--- start of Extracted material ---
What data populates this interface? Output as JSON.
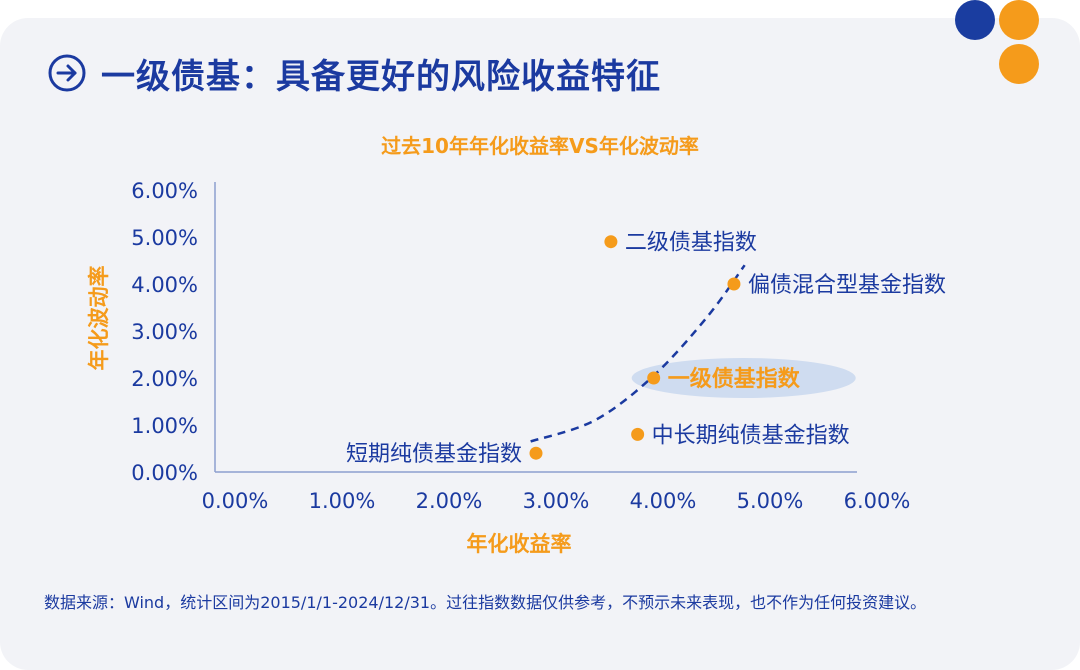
{
  "header": {
    "title": "一级债基：具备更好的风险收益特征",
    "title_icon": "arrow-right-circle-icon"
  },
  "decoration": {
    "colors": {
      "blue": "#1a3da0",
      "orange": "#f59b1b"
    }
  },
  "chart_data": {
    "type": "scatter",
    "title": "过去10年年化收益率VS年化波动率",
    "xlabel": "年化收益率",
    "ylabel": "年化波动率",
    "xlim": [
      0,
      6
    ],
    "ylim": [
      0,
      6
    ],
    "x_ticks": [
      "0.00%",
      "1.00%",
      "2.00%",
      "3.00%",
      "4.00%",
      "5.00%",
      "6.00%"
    ],
    "y_ticks": [
      "0.00%",
      "1.00%",
      "2.00%",
      "3.00%",
      "4.00%",
      "5.00%",
      "6.00%"
    ],
    "unit": "%",
    "grid": false,
    "points": [
      {
        "label": "二级债基指数",
        "x": 3.7,
        "y": 4.9
      },
      {
        "label": "偏债混合型基金指数",
        "x": 4.85,
        "y": 4.0
      },
      {
        "label": "一级债基指数",
        "x": 4.1,
        "y": 2.0,
        "highlight": true
      },
      {
        "label": "中长期纯债基金指数",
        "x": 3.95,
        "y": 0.8
      },
      {
        "label": "短期纯债基金指数",
        "x": 3.0,
        "y": 0.4
      }
    ],
    "trend_curve": [
      {
        "x": 2.95,
        "y": 0.65
      },
      {
        "x": 3.55,
        "y": 1.1
      },
      {
        "x": 4.1,
        "y": 2.05
      },
      {
        "x": 4.6,
        "y": 3.3
      },
      {
        "x": 4.95,
        "y": 4.4
      }
    ],
    "colors": {
      "point": "#f59b1b",
      "text": "#1b3aa0",
      "axis": "#8da0cf",
      "curve": "#1b3aa0",
      "highlight": "#cfdcf0"
    }
  },
  "footer": {
    "source_note": "数据来源：Wind，统计区间为2015/1/1-2024/12/31。过往指数数据仅供参考，不预示未来表现，也不作为任何投资建议。"
  }
}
--- end of Extracted material ---
● **Written task**
Omit every picture, then reproduce the rest of the listing exactly.

● **Response to this exercise**
What data populates this interface? Output as JSON.
{
  "header": {
    "title": "一级债基：具备更好的风险收益特征",
    "title_icon": "arrow-right-circle-icon"
  },
  "decoration": {
    "colors": {
      "blue": "#1a3da0",
      "orange": "#f59b1b"
    }
  },
  "chart_data": {
    "type": "scatter",
    "title": "过去10年年化收益率VS年化波动率",
    "xlabel": "年化收益率",
    "ylabel": "年化波动率",
    "xlim": [
      0,
      6
    ],
    "ylim": [
      0,
      6
    ],
    "x_ticks": [
      "0.00%",
      "1.00%",
      "2.00%",
      "3.00%",
      "4.00%",
      "5.00%",
      "6.00%"
    ],
    "y_ticks": [
      "0.00%",
      "1.00%",
      "2.00%",
      "3.00%",
      "4.00%",
      "5.00%",
      "6.00%"
    ],
    "unit": "%",
    "grid": false,
    "points": [
      {
        "label": "二级债基指数",
        "x": 3.7,
        "y": 4.9
      },
      {
        "label": "偏债混合型基金指数",
        "x": 4.85,
        "y": 4.0
      },
      {
        "label": "一级债基指数",
        "x": 4.1,
        "y": 2.0,
        "highlight": true
      },
      {
        "label": "中长期纯债基金指数",
        "x": 3.95,
        "y": 0.8
      },
      {
        "label": "短期纯债基金指数",
        "x": 3.0,
        "y": 0.4
      }
    ],
    "trend_curve": [
      {
        "x": 2.95,
        "y": 0.65
      },
      {
        "x": 3.55,
        "y": 1.1
      },
      {
        "x": 4.1,
        "y": 2.05
      },
      {
        "x": 4.6,
        "y": 3.3
      },
      {
        "x": 4.95,
        "y": 4.4
      }
    ],
    "colors": {
      "point": "#f59b1b",
      "text": "#1b3aa0",
      "axis": "#8da0cf",
      "curve": "#1b3aa0",
      "highlight": "#cfdcf0"
    }
  },
  "footer": {
    "source_note": "数据来源：Wind，统计区间为2015/1/1-2024/12/31。过往指数数据仅供参考，不预示未来表现，也不作为任何投资建议。"
  }
}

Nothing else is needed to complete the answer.